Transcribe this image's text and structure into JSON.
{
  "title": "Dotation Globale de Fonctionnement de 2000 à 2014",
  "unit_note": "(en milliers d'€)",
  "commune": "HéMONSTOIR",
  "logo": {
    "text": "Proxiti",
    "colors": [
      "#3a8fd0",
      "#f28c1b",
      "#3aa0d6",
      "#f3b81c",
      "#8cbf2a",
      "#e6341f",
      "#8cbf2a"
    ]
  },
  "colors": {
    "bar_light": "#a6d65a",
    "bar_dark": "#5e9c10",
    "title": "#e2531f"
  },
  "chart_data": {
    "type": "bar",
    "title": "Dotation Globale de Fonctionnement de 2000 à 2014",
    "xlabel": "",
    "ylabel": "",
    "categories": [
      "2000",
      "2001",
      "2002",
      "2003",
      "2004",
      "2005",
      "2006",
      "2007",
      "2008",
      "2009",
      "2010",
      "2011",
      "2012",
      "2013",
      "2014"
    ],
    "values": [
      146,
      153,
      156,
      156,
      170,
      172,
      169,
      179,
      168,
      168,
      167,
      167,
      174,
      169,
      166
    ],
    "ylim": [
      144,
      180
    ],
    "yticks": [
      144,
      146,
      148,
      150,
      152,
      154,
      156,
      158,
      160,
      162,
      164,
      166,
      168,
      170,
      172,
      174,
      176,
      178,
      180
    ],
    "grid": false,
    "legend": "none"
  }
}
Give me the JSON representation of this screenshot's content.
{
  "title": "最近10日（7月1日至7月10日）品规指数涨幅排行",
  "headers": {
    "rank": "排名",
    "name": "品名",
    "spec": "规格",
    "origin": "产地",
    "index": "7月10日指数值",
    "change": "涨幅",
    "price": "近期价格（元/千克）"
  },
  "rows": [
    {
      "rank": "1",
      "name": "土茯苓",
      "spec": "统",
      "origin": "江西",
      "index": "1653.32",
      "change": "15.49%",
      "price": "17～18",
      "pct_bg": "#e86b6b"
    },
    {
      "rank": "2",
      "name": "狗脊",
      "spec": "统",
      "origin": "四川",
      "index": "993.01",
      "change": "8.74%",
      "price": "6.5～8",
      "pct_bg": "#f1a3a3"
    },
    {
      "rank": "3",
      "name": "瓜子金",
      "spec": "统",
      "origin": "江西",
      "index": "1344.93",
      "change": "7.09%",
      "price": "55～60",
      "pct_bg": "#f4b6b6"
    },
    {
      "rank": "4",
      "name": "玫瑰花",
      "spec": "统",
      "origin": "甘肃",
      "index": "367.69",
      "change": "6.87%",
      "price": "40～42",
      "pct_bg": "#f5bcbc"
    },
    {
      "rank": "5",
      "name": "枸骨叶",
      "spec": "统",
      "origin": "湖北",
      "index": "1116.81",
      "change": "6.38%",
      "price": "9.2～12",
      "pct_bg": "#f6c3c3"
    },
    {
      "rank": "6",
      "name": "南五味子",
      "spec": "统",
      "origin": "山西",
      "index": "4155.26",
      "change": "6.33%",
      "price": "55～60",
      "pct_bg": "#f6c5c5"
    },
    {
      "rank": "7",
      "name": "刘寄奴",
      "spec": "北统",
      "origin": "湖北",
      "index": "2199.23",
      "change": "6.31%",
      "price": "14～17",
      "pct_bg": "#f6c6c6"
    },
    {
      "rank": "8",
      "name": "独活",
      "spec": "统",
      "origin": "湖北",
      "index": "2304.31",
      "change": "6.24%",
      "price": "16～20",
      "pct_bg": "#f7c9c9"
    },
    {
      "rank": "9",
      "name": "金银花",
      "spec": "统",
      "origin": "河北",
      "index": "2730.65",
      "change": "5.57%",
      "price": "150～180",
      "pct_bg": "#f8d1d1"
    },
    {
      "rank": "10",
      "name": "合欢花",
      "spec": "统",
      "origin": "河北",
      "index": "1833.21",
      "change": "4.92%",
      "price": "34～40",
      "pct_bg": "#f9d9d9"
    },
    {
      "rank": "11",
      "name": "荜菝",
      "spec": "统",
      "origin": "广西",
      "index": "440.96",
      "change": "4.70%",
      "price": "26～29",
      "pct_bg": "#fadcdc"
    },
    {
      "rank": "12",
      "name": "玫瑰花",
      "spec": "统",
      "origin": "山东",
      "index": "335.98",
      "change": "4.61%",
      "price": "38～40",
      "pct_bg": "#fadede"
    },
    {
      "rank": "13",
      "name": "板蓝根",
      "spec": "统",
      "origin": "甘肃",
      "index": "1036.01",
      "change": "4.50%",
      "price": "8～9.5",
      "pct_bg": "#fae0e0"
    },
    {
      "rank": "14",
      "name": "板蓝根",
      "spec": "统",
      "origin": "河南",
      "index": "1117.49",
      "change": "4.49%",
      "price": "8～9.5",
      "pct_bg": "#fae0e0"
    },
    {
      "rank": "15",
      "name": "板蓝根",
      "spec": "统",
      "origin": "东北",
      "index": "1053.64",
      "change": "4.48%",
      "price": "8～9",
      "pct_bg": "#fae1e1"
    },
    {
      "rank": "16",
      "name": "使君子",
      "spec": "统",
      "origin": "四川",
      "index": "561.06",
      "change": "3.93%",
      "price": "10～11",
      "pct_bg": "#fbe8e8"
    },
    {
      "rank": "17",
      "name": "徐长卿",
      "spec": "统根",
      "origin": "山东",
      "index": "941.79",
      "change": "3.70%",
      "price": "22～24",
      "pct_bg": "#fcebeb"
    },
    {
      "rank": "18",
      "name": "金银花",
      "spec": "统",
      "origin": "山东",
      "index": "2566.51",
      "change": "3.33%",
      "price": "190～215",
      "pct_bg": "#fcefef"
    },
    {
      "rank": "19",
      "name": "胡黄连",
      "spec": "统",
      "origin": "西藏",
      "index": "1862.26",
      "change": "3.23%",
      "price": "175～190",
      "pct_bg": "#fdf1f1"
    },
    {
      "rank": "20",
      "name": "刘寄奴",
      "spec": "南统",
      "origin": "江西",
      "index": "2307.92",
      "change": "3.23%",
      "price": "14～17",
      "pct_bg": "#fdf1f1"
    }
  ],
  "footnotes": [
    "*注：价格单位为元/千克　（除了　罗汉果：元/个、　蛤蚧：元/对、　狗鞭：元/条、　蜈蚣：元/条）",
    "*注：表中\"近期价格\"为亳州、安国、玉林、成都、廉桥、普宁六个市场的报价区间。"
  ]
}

EXERCISE TASK: Return all of the above records exactly, leaving no line out.

THE REPLY:
Transcribe this image's text and structure into JSON.
{
  "title": "Dotation Globale de Fonctionnement de 2000 à 2014",
  "unit_note": "(en milliers d'€)",
  "commune": "HéMONSTOIR",
  "logo": {
    "text": "Proxiti",
    "colors": [
      "#3a8fd0",
      "#f28c1b",
      "#3aa0d6",
      "#f3b81c",
      "#8cbf2a",
      "#e6341f",
      "#8cbf2a"
    ]
  },
  "colors": {
    "bar_light": "#a6d65a",
    "bar_dark": "#5e9c10",
    "title": "#e2531f"
  },
  "chart_data": {
    "type": "bar",
    "title": "Dotation Globale de Fonctionnement de 2000 à 2014",
    "xlabel": "",
    "ylabel": "",
    "categories": [
      "2000",
      "2001",
      "2002",
      "2003",
      "2004",
      "2005",
      "2006",
      "2007",
      "2008",
      "2009",
      "2010",
      "2011",
      "2012",
      "2013",
      "2014"
    ],
    "values": [
      146,
      153,
      156,
      156,
      170,
      172,
      169,
      179,
      168,
      168,
      167,
      167,
      174,
      169,
      166
    ],
    "ylim": [
      144,
      180
    ],
    "yticks": [
      144,
      146,
      148,
      150,
      152,
      154,
      156,
      158,
      160,
      162,
      164,
      166,
      168,
      170,
      172,
      174,
      176,
      178,
      180
    ],
    "grid": false,
    "legend": "none"
  }
}
Give me the JSON representation of this screenshot's content.
{
  "title": "最近10日（7月1日至7月10日）品规指数涨幅排行",
  "headers": {
    "rank": "排名",
    "name": "品名",
    "spec": "规格",
    "origin": "产地",
    "index": "7月10日指数值",
    "change": "涨幅",
    "price": "近期价格（元/千克）"
  },
  "rows": [
    {
      "rank": "1",
      "name": "土茯苓",
      "spec": "统",
      "origin": "江西",
      "index": "1653.32",
      "change": "15.49%",
      "price": "17～18",
      "pct_bg": "#e86b6b"
    },
    {
      "rank": "2",
      "name": "狗脊",
      "spec": "统",
      "origin": "四川",
      "index": "993.01",
      "change": "8.74%",
      "price": "6.5～8",
      "pct_bg": "#f1a3a3"
    },
    {
      "rank": "3",
      "name": "瓜子金",
      "spec": "统",
      "origin": "江西",
      "index": "1344.93",
      "change": "7.09%",
      "price": "55～60",
      "pct_bg": "#f4b6b6"
    },
    {
      "rank": "4",
      "name": "玫瑰花",
      "spec": "统",
      "origin": "甘肃",
      "index": "367.69",
      "change": "6.87%",
      "price": "40～42",
      "pct_bg": "#f5bcbc"
    },
    {
      "rank": "5",
      "name": "枸骨叶",
      "spec": "统",
      "origin": "湖北",
      "index": "1116.81",
      "change": "6.38%",
      "price": "9.2～12",
      "pct_bg": "#f6c3c3"
    },
    {
      "rank": "6",
      "name": "南五味子",
      "spec": "统",
      "origin": "山西",
      "index": "4155.26",
      "change": "6.33%",
      "price": "55～60",
      "pct_bg": "#f6c5c5"
    },
    {
      "rank": "7",
      "name": "刘寄奴",
      "spec": "北统",
      "origin": "湖北",
      "index": "2199.23",
      "change": "6.31%",
      "price": "14～17",
      "pct_bg": "#f6c6c6"
    },
    {
      "rank": "8",
      "name": "独活",
      "spec": "统",
      "origin": "湖北",
      "index": "2304.31",
      "change": "6.24%",
      "price": "16～20",
      "pct_bg": "#f7c9c9"
    },
    {
      "rank": "9",
      "name": "金银花",
      "spec": "统",
      "origin": "河北",
      "index": "2730.65",
      "change": "5.57%",
      "price": "150～180",
      "pct_bg": "#f8d1d1"
    },
    {
      "rank": "10",
      "name": "合欢花",
      "spec": "统",
      "origin": "河北",
      "index": "1833.21",
      "change": "4.92%",
      "price": "34～40",
      "pct_bg": "#f9d9d9"
    },
    {
      "rank": "11",
      "name": "荜菝",
      "spec": "统",
      "origin": "广西",
      "index": "440.96",
      "change": "4.70%",
      "price": "26～29",
      "pct_bg": "#fadcdc"
    },
    {
      "rank": "12",
      "name": "玫瑰花",
      "spec": "统",
      "origin": "山东",
      "index": "335.98",
      "change": "4.61%",
      "price": "38～40",
      "pct_bg": "#fadede"
    },
    {
      "rank": "13",
      "name": "板蓝根",
      "spec": "统",
      "origin": "甘肃",
      "index": "1036.01",
      "change": "4.50%",
      "price": "8～9.5",
      "pct_bg": "#fae0e0"
    },
    {
      "rank": "14",
      "name": "板蓝根",
      "spec": "统",
      "origin": "河南",
      "index": "1117.49",
      "change": "4.49%",
      "price": "8～9.5",
      "pct_bg": "#fae0e0"
    },
    {
      "rank": "15",
      "name": "板蓝根",
      "spec": "统",
      "origin": "东北",
      "index": "1053.64",
      "change": "4.48%",
      "price": "8～9",
      "pct_bg": "#fae1e1"
    },
    {
      "rank": "16",
      "name": "使君子",
      "spec": "统",
      "origin": "四川",
      "index": "561.06",
      "change": "3.93%",
      "price": "10～11",
      "pct_bg": "#fbe8e8"
    },
    {
      "rank": "17",
      "name": "徐长卿",
      "spec": "统根",
      "origin": "山东",
      "index": "941.79",
      "change": "3.70%",
      "price": "22～24",
      "pct_bg": "#fcebeb"
    },
    {
      "rank": "18",
      "name": "金银花",
      "spec": "统",
      "origin": "山东",
      "index": "2566.51",
      "change": "3.33%",
      "price": "190～215",
      "pct_bg": "#fcefef"
    },
    {
      "rank": "19",
      "name": "胡黄连",
      "spec": "统",
      "origin": "西藏",
      "index": "1862.26",
      "change": "3.23%",
      "price": "175～190",
      "pct_bg": "#fdf1f1"
    },
    {
      "rank": "20",
      "name": "刘寄奴",
      "spec": "南统",
      "origin": "江西",
      "index": "2307.92",
      "change": "3.23%",
      "price": "14～17",
      "pct_bg": "#fdf1f1"
    }
  ],
  "footnotes": [
    "*注：价格单位为元/千克　（除了　罗汉果：元/个、　蛤蚧：元/对、　狗鞭：元/条、　蜈蚣：元/条）",
    "*注：表中\"近期价格\"为亳州、安国、玉林、成都、廉桥、普宁六个市场的报价区间。"
  ]
}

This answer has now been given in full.